Begin EXTRACTED INFORMATION

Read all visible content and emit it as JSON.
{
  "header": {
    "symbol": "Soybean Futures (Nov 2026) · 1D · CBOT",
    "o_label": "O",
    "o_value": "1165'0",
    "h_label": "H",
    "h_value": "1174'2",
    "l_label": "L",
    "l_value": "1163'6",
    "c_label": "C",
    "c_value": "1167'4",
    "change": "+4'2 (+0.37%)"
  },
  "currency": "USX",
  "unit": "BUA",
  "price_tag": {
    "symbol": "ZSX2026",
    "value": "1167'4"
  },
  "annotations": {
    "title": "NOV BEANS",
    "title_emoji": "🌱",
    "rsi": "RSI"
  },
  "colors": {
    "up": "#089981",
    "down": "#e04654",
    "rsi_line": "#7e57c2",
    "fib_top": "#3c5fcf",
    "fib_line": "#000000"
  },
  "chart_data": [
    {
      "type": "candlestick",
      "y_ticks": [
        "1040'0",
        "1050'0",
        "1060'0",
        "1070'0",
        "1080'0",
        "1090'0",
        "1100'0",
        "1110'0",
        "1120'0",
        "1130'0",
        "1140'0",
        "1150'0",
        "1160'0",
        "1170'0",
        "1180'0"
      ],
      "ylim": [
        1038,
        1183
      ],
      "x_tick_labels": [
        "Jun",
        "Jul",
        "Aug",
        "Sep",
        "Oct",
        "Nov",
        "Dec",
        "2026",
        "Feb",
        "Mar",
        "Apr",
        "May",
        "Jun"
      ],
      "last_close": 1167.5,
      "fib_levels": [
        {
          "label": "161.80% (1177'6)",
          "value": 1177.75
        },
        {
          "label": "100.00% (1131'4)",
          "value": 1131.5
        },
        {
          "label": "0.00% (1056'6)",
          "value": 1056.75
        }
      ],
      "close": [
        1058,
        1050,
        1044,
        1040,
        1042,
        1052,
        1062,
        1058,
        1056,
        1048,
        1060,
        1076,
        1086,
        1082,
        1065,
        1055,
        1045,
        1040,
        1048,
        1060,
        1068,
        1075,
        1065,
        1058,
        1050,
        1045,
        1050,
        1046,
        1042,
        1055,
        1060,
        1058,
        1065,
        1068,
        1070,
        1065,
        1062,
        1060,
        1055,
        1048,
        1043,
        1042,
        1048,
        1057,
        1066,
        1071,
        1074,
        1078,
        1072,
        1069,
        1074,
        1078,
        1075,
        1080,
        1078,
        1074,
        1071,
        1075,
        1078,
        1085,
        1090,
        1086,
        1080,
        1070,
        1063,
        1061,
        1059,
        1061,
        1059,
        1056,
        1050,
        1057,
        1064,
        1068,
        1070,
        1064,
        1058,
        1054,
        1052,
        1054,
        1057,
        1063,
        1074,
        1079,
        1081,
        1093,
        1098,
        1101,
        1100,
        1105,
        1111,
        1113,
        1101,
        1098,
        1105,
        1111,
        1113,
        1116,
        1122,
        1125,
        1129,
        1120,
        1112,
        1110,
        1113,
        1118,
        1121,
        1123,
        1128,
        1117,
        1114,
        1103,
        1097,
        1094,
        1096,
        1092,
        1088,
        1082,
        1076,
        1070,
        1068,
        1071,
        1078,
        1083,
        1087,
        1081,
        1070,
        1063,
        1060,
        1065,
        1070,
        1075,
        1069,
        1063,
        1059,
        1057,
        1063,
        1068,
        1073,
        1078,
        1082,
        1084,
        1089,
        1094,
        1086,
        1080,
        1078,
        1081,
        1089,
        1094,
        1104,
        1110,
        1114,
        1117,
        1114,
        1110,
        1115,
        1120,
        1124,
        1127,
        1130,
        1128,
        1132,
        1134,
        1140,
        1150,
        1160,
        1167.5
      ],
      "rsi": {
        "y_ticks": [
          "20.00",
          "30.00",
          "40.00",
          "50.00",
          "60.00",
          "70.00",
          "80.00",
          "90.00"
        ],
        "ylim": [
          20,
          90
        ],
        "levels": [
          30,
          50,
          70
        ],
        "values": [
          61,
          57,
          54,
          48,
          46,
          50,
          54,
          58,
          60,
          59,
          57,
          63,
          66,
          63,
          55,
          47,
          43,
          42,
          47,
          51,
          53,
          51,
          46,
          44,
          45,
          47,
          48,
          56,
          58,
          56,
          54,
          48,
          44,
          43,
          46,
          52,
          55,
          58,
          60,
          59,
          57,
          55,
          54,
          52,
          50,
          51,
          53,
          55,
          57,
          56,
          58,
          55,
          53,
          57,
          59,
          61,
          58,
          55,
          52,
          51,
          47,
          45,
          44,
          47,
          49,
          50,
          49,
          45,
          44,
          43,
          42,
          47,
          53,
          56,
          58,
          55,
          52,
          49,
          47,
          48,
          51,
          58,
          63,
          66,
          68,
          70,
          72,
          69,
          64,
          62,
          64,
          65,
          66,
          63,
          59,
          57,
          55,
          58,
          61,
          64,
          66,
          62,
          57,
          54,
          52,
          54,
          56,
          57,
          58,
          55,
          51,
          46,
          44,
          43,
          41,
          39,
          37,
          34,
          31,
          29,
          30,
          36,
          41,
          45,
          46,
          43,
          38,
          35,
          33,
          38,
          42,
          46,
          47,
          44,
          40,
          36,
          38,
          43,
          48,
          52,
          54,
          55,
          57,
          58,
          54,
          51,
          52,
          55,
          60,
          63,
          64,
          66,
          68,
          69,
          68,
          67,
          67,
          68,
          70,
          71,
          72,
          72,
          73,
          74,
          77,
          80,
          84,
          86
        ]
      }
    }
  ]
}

End EXTRACTED INFORMATION

● DIRECTIONS FOR THIS TASK: Repeat all the entries exactly as given.

● FINAL RESULT:
Read all visible content and emit it as JSON.
{
  "header": {
    "symbol": "Soybean Futures (Nov 2026) · 1D · CBOT",
    "o_label": "O",
    "o_value": "1165'0",
    "h_label": "H",
    "h_value": "1174'2",
    "l_label": "L",
    "l_value": "1163'6",
    "c_label": "C",
    "c_value": "1167'4",
    "change": "+4'2 (+0.37%)"
  },
  "currency": "USX",
  "unit": "BUA",
  "price_tag": {
    "symbol": "ZSX2026",
    "value": "1167'4"
  },
  "annotations": {
    "title": "NOV BEANS",
    "title_emoji": "🌱",
    "rsi": "RSI"
  },
  "colors": {
    "up": "#089981",
    "down": "#e04654",
    "rsi_line": "#7e57c2",
    "fib_top": "#3c5fcf",
    "fib_line": "#000000"
  },
  "chart_data": [
    {
      "type": "candlestick",
      "y_ticks": [
        "1040'0",
        "1050'0",
        "1060'0",
        "1070'0",
        "1080'0",
        "1090'0",
        "1100'0",
        "1110'0",
        "1120'0",
        "1130'0",
        "1140'0",
        "1150'0",
        "1160'0",
        "1170'0",
        "1180'0"
      ],
      "ylim": [
        1038,
        1183
      ],
      "x_tick_labels": [
        "Jun",
        "Jul",
        "Aug",
        "Sep",
        "Oct",
        "Nov",
        "Dec",
        "2026",
        "Feb",
        "Mar",
        "Apr",
        "May",
        "Jun"
      ],
      "last_close": 1167.5,
      "fib_levels": [
        {
          "label": "161.80% (1177'6)",
          "value": 1177.75
        },
        {
          "label": "100.00% (1131'4)",
          "value": 1131.5
        },
        {
          "label": "0.00% (1056'6)",
          "value": 1056.75
        }
      ],
      "close": [
        1058,
        1050,
        1044,
        1040,
        1042,
        1052,
        1062,
        1058,
        1056,
        1048,
        1060,
        1076,
        1086,
        1082,
        1065,
        1055,
        1045,
        1040,
        1048,
        1060,
        1068,
        1075,
        1065,
        1058,
        1050,
        1045,
        1050,
        1046,
        1042,
        1055,
        1060,
        1058,
        1065,
        1068,
        1070,
        1065,
        1062,
        1060,
        1055,
        1048,
        1043,
        1042,
        1048,
        1057,
        1066,
        1071,
        1074,
        1078,
        1072,
        1069,
        1074,
        1078,
        1075,
        1080,
        1078,
        1074,
        1071,
        1075,
        1078,
        1085,
        1090,
        1086,
        1080,
        1070,
        1063,
        1061,
        1059,
        1061,
        1059,
        1056,
        1050,
        1057,
        1064,
        1068,
        1070,
        1064,
        1058,
        1054,
        1052,
        1054,
        1057,
        1063,
        1074,
        1079,
        1081,
        1093,
        1098,
        1101,
        1100,
        1105,
        1111,
        1113,
        1101,
        1098,
        1105,
        1111,
        1113,
        1116,
        1122,
        1125,
        1129,
        1120,
        1112,
        1110,
        1113,
        1118,
        1121,
        1123,
        1128,
        1117,
        1114,
        1103,
        1097,
        1094,
        1096,
        1092,
        1088,
        1082,
        1076,
        1070,
        1068,
        1071,
        1078,
        1083,
        1087,
        1081,
        1070,
        1063,
        1060,
        1065,
        1070,
        1075,
        1069,
        1063,
        1059,
        1057,
        1063,
        1068,
        1073,
        1078,
        1082,
        1084,
        1089,
        1094,
        1086,
        1080,
        1078,
        1081,
        1089,
        1094,
        1104,
        1110,
        1114,
        1117,
        1114,
        1110,
        1115,
        1120,
        1124,
        1127,
        1130,
        1128,
        1132,
        1134,
        1140,
        1150,
        1160,
        1167.5
      ],
      "rsi": {
        "y_ticks": [
          "20.00",
          "30.00",
          "40.00",
          "50.00",
          "60.00",
          "70.00",
          "80.00",
          "90.00"
        ],
        "ylim": [
          20,
          90
        ],
        "levels": [
          30,
          50,
          70
        ],
        "values": [
          61,
          57,
          54,
          48,
          46,
          50,
          54,
          58,
          60,
          59,
          57,
          63,
          66,
          63,
          55,
          47,
          43,
          42,
          47,
          51,
          53,
          51,
          46,
          44,
          45,
          47,
          48,
          56,
          58,
          56,
          54,
          48,
          44,
          43,
          46,
          52,
          55,
          58,
          60,
          59,
          57,
          55,
          54,
          52,
          50,
          51,
          53,
          55,
          57,
          56,
          58,
          55,
          53,
          57,
          59,
          61,
          58,
          55,
          52,
          51,
          47,
          45,
          44,
          47,
          49,
          50,
          49,
          45,
          44,
          43,
          42,
          47,
          53,
          56,
          58,
          55,
          52,
          49,
          47,
          48,
          51,
          58,
          63,
          66,
          68,
          70,
          72,
          69,
          64,
          62,
          64,
          65,
          66,
          63,
          59,
          57,
          55,
          58,
          61,
          64,
          66,
          62,
          57,
          54,
          52,
          54,
          56,
          57,
          58,
          55,
          51,
          46,
          44,
          43,
          41,
          39,
          37,
          34,
          31,
          29,
          30,
          36,
          41,
          45,
          46,
          43,
          38,
          35,
          33,
          38,
          42,
          46,
          47,
          44,
          40,
          36,
          38,
          43,
          48,
          52,
          54,
          55,
          57,
          58,
          54,
          51,
          52,
          55,
          60,
          63,
          64,
          66,
          68,
          69,
          68,
          67,
          67,
          68,
          70,
          71,
          72,
          72,
          73,
          74,
          77,
          80,
          84,
          86
        ]
      }
    }
  ]
}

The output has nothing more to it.